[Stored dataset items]
● ● ● ● ●

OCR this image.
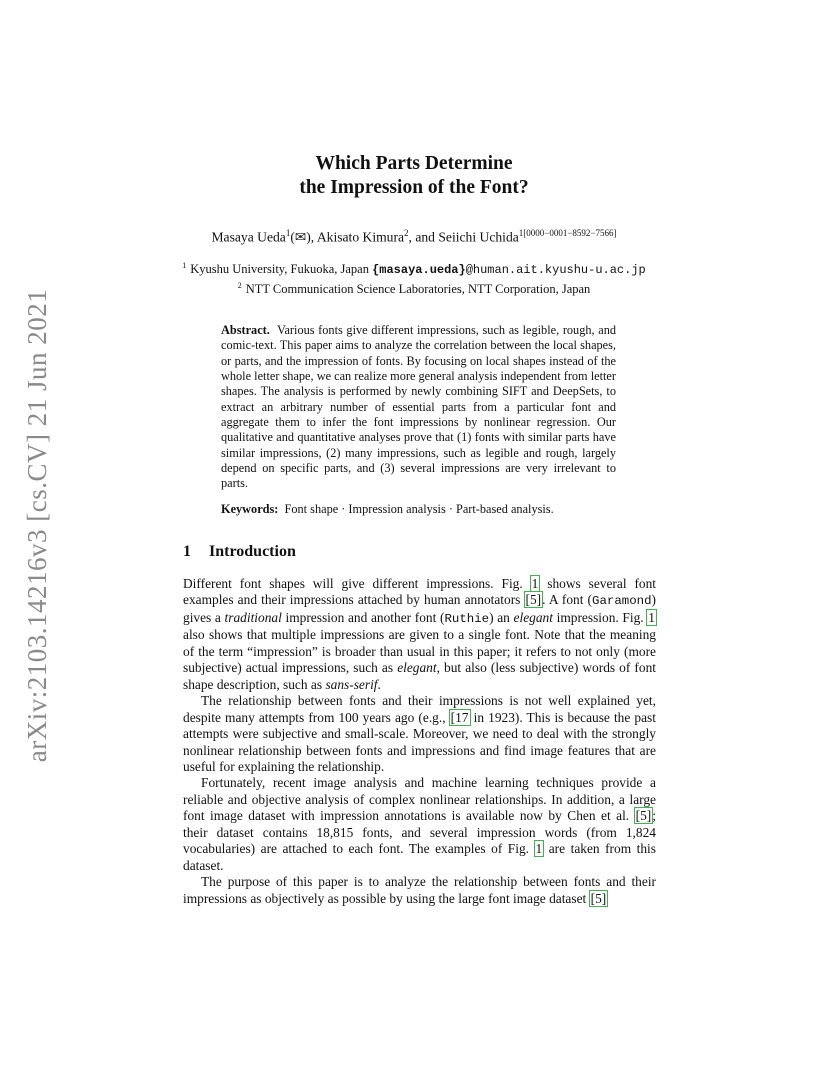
arXiv:2103.14216v3 [cs.CV] 21 Jun 2021
Which Parts Determine
the Impression of the Font?
Masaya Ueda$^1$(✉), Akisato Kimura$^2$, and Seiichi Uchida$^{1[0000-0001-8592-7566]}$
$^1$ Kyushu University, Fukuoka, Japan {masaya.ueda}@human.ait.kyushu-u.ac.jp
$^2$ NTT Communication Science Laboratories, NTT Corporation, Japan
Abstract. Various fonts give different impressions, such as legible, rough, and comic-text. This paper aims to analyze the correlation between the local shapes, or parts, and the impression of fonts. By focusing on local shapes instead of the whole letter shape, we can realize more general analysis independent from letter shapes. The analysis is performed by newly combining SIFT and DeepSets, to extract an arbitrary number of essential parts from a particular font and aggregate them to infer the font impressions by nonlinear regression. Our qualitative and quantitative analyses prove that (1) fonts with similar parts have similar impressions, (2) many impressions, such as legible and rough, largely depend on specific parts, and (3) several impressions are very irrelevant to parts.
Keywords: Font shape · Impression analysis · Part-based analysis.
1 Introduction

Different font shapes will give different impressions. Fig. 1 shows several font examples and their impressions attached by human annotators [5]. A font (Garamond) gives a traditional impression and another font (Ruthie) an elegant impression. Fig. 1 also shows that multiple impressions are given to a single font. Note that the meaning of the term “impression” is broader than usual in this paper; it refers to not only (more subjective) actual impressions, such as elegant, but also (less subjective) words of font shape description, such as sans-serif.

The relationship between fonts and their impressions is not well explained yet, despite many attempts from 100 years ago (e.g., [17 in 1923). This is because the past attempts were subjective and small-scale. Moreover, we need to deal with the strongly nonlinear relationship between fonts and impressions and find image features that are useful for explaining the relationship.

Fortunately, recent image analysis and machine learning techniques provide a reliable and objective analysis of complex nonlinear relationships. In addition, a large font image dataset with impression annotations is available now by Chen et al. [5]; their dataset contains 18,815 fonts, and several impression words (from 1,824 vocabularies) are attached to each font. The examples of Fig. 1 are taken from this dataset.

The purpose of this paper is to analyze the relationship between fonts and their impressions as objectively as possible by using the large font image dataset [5]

● ● ● ● ●

Aim of the task:
Omit the pictures, and quote the material above exactly as given.

Output of the task:
OCR this image.
arXiv:2103.14216v3 [cs.CV] 21 Jun 2021
Which Parts Determine
the Impression of the Font?
Masaya Ueda$^1$(✉), Akisato Kimura$^2$, and Seiichi Uchida$^{1[0000-0001-8592-7566]}$
$^1$ Kyushu University, Fukuoka, Japan {masaya.ueda}@human.ait.kyushu-u.ac.jp
$^2$ NTT Communication Science Laboratories, NTT Corporation, Japan
Abstract. Various fonts give different impressions, such as legible, rough, and comic-text. This paper aims to analyze the correlation between the local shapes, or parts, and the impression of fonts. By focusing on local shapes instead of the whole letter shape, we can realize more general analysis independent from letter shapes. The analysis is performed by newly combining SIFT and DeepSets, to extract an arbitrary number of essential parts from a particular font and aggregate them to infer the font impressions by nonlinear regression. Our qualitative and quantitative analyses prove that (1) fonts with similar parts have similar impressions, (2) many impressions, such as legible and rough, largely depend on specific parts, and (3) several impressions are very irrelevant to parts.
Keywords: Font shape · Impression analysis · Part-based analysis.
1 Introduction

Different font shapes will give different impressions. Fig. 1 shows several font examples and their impressions attached by human annotators [5]. A font (Garamond) gives a traditional impression and another font (Ruthie) an elegant impression. Fig. 1 also shows that multiple impressions are given to a single font. Note that the meaning of the term “impression” is broader than usual in this paper; it refers to not only (more subjective) actual impressions, such as elegant, but also (less subjective) words of font shape description, such as sans-serif.

The relationship between fonts and their impressions is not well explained yet, despite many attempts from 100 years ago (e.g., [17 in 1923). This is because the past attempts were subjective and small-scale. Moreover, we need to deal with the strongly nonlinear relationship between fonts and impressions and find image features that are useful for explaining the relationship.

Fortunately, recent image analysis and machine learning techniques provide a reliable and objective analysis of complex nonlinear relationships. In addition, a large font image dataset with impression annotations is available now by Chen et al. [5]; their dataset contains 18,815 fonts, and several impression words (from 1,824 vocabularies) are attached to each font. The examples of Fig. 1 are taken from this dataset.

The purpose of this paper is to analyze the relationship between fonts and their impressions as objectively as possible by using the large font image dataset [5]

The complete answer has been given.